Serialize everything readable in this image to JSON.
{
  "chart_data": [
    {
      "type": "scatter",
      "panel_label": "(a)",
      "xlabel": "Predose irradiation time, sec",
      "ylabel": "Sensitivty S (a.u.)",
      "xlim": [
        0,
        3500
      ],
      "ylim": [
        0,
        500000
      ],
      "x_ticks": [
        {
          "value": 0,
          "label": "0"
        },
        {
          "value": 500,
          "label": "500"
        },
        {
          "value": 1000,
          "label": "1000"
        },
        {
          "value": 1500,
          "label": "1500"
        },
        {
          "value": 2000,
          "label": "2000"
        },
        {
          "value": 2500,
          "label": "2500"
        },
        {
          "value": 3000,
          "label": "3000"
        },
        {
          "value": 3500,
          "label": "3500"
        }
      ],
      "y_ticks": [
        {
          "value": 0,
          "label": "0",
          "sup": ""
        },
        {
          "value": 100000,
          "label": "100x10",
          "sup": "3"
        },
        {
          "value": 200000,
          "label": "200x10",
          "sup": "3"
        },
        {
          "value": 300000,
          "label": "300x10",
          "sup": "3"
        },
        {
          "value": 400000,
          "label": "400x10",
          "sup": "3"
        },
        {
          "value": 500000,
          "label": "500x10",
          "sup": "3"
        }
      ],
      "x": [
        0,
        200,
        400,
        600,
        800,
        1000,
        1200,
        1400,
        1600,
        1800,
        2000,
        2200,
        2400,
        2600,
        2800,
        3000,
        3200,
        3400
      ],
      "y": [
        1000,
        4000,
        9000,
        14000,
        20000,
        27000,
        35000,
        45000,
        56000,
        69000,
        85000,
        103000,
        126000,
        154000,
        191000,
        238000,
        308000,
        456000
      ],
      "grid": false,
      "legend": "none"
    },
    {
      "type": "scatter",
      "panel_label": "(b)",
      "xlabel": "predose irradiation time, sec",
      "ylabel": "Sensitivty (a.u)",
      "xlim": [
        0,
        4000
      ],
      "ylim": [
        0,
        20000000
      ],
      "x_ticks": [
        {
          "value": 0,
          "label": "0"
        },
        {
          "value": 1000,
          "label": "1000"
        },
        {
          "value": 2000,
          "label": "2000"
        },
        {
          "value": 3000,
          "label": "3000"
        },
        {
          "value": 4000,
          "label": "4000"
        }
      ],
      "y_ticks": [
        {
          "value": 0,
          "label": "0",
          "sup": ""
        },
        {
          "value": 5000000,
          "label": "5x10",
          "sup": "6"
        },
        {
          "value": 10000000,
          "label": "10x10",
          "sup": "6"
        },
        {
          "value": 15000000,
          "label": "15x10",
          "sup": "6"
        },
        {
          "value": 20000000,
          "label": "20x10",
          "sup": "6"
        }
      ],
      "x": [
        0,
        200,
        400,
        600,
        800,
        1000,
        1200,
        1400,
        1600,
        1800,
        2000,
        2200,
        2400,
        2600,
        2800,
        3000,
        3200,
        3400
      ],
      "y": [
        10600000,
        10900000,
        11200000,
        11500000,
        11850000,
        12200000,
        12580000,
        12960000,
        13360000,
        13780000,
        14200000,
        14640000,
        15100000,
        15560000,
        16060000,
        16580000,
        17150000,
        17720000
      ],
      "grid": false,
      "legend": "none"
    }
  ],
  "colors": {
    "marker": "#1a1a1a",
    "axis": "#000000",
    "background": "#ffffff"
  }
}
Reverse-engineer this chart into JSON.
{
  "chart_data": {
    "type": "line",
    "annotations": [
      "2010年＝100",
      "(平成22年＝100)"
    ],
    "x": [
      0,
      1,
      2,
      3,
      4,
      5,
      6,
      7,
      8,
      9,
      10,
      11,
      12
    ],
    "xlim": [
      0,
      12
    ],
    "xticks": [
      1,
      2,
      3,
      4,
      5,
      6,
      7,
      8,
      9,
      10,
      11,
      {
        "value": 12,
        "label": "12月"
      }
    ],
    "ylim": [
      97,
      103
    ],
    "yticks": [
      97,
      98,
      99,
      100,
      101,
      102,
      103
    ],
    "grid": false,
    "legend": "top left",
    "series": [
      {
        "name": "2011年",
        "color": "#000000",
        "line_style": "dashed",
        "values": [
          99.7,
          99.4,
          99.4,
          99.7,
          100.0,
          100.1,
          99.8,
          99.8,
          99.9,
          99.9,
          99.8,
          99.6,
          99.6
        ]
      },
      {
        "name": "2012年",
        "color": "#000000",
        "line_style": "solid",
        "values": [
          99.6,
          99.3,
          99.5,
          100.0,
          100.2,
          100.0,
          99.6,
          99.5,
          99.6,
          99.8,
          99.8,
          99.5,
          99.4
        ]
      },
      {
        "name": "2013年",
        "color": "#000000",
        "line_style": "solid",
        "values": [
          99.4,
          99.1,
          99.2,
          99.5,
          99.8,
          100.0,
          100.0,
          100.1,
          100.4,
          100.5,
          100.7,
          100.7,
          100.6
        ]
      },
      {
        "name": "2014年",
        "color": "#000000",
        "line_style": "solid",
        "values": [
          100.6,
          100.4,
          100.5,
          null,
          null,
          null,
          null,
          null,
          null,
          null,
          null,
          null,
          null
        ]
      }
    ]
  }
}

__Your instructions__
Each record above should be output again exactly.

__Solved problem__
Serialize everything readable in this image to JSON.
{
  "chart_data": [
    {
      "type": "scatter",
      "panel_label": "(a)",
      "xlabel": "Predose irradiation time, sec",
      "ylabel": "Sensitivty S (a.u.)",
      "xlim": [
        0,
        3500
      ],
      "ylim": [
        0,
        500000
      ],
      "x_ticks": [
        {
          "value": 0,
          "label": "0"
        },
        {
          "value": 500,
          "label": "500"
        },
        {
          "value": 1000,
          "label": "1000"
        },
        {
          "value": 1500,
          "label": "1500"
        },
        {
          "value": 2000,
          "label": "2000"
        },
        {
          "value": 2500,
          "label": "2500"
        },
        {
          "value": 3000,
          "label": "3000"
        },
        {
          "value": 3500,
          "label": "3500"
        }
      ],
      "y_ticks": [
        {
          "value": 0,
          "label": "0",
          "sup": ""
        },
        {
          "value": 100000,
          "label": "100x10",
          "sup": "3"
        },
        {
          "value": 200000,
          "label": "200x10",
          "sup": "3"
        },
        {
          "value": 300000,
          "label": "300x10",
          "sup": "3"
        },
        {
          "value": 400000,
          "label": "400x10",
          "sup": "3"
        },
        {
          "value": 500000,
          "label": "500x10",
          "sup": "3"
        }
      ],
      "x": [
        0,
        200,
        400,
        600,
        800,
        1000,
        1200,
        1400,
        1600,
        1800,
        2000,
        2200,
        2400,
        2600,
        2800,
        3000,
        3200,
        3400
      ],
      "y": [
        1000,
        4000,
        9000,
        14000,
        20000,
        27000,
        35000,
        45000,
        56000,
        69000,
        85000,
        103000,
        126000,
        154000,
        191000,
        238000,
        308000,
        456000
      ],
      "grid": false,
      "legend": "none"
    },
    {
      "type": "scatter",
      "panel_label": "(b)",
      "xlabel": "predose irradiation time, sec",
      "ylabel": "Sensitivty (a.u)",
      "xlim": [
        0,
        4000
      ],
      "ylim": [
        0,
        20000000
      ],
      "x_ticks": [
        {
          "value": 0,
          "label": "0"
        },
        {
          "value": 1000,
          "label": "1000"
        },
        {
          "value": 2000,
          "label": "2000"
        },
        {
          "value": 3000,
          "label": "3000"
        },
        {
          "value": 4000,
          "label": "4000"
        }
      ],
      "y_ticks": [
        {
          "value": 0,
          "label": "0",
          "sup": ""
        },
        {
          "value": 5000000,
          "label": "5x10",
          "sup": "6"
        },
        {
          "value": 10000000,
          "label": "10x10",
          "sup": "6"
        },
        {
          "value": 15000000,
          "label": "15x10",
          "sup": "6"
        },
        {
          "value": 20000000,
          "label": "20x10",
          "sup": "6"
        }
      ],
      "x": [
        0,
        200,
        400,
        600,
        800,
        1000,
        1200,
        1400,
        1600,
        1800,
        2000,
        2200,
        2400,
        2600,
        2800,
        3000,
        3200,
        3400
      ],
      "y": [
        10600000,
        10900000,
        11200000,
        11500000,
        11850000,
        12200000,
        12580000,
        12960000,
        13360000,
        13780000,
        14200000,
        14640000,
        15100000,
        15560000,
        16060000,
        16580000,
        17150000,
        17720000
      ],
      "grid": false,
      "legend": "none"
    }
  ],
  "colors": {
    "marker": "#1a1a1a",
    "axis": "#000000",
    "background": "#ffffff"
  }
}
Reverse-engineer this chart into JSON.
{
  "chart_data": {
    "type": "line",
    "annotations": [
      "2010年＝100",
      "(平成22年＝100)"
    ],
    "x": [
      0,
      1,
      2,
      3,
      4,
      5,
      6,
      7,
      8,
      9,
      10,
      11,
      12
    ],
    "xlim": [
      0,
      12
    ],
    "xticks": [
      1,
      2,
      3,
      4,
      5,
      6,
      7,
      8,
      9,
      10,
      11,
      {
        "value": 12,
        "label": "12月"
      }
    ],
    "ylim": [
      97,
      103
    ],
    "yticks": [
      97,
      98,
      99,
      100,
      101,
      102,
      103
    ],
    "grid": false,
    "legend": "top left",
    "series": [
      {
        "name": "2011年",
        "color": "#000000",
        "line_style": "dashed",
        "values": [
          99.7,
          99.4,
          99.4,
          99.7,
          100.0,
          100.1,
          99.8,
          99.8,
          99.9,
          99.9,
          99.8,
          99.6,
          99.6
        ]
      },
      {
        "name": "2012年",
        "color": "#000000",
        "line_style": "solid",
        "values": [
          99.6,
          99.3,
          99.5,
          100.0,
          100.2,
          100.0,
          99.6,
          99.5,
          99.6,
          99.8,
          99.8,
          99.5,
          99.4
        ]
      },
      {
        "name": "2013年",
        "color": "#000000",
        "line_style": "solid",
        "values": [
          99.4,
          99.1,
          99.2,
          99.5,
          99.8,
          100.0,
          100.0,
          100.1,
          100.4,
          100.5,
          100.7,
          100.7,
          100.6
        ]
      },
      {
        "name": "2014年",
        "color": "#000000",
        "line_style": "solid",
        "values": [
          100.6,
          100.4,
          100.5,
          null,
          null,
          null,
          null,
          null,
          null,
          null,
          null,
          null,
          null
        ]
      }
    ]
  }
}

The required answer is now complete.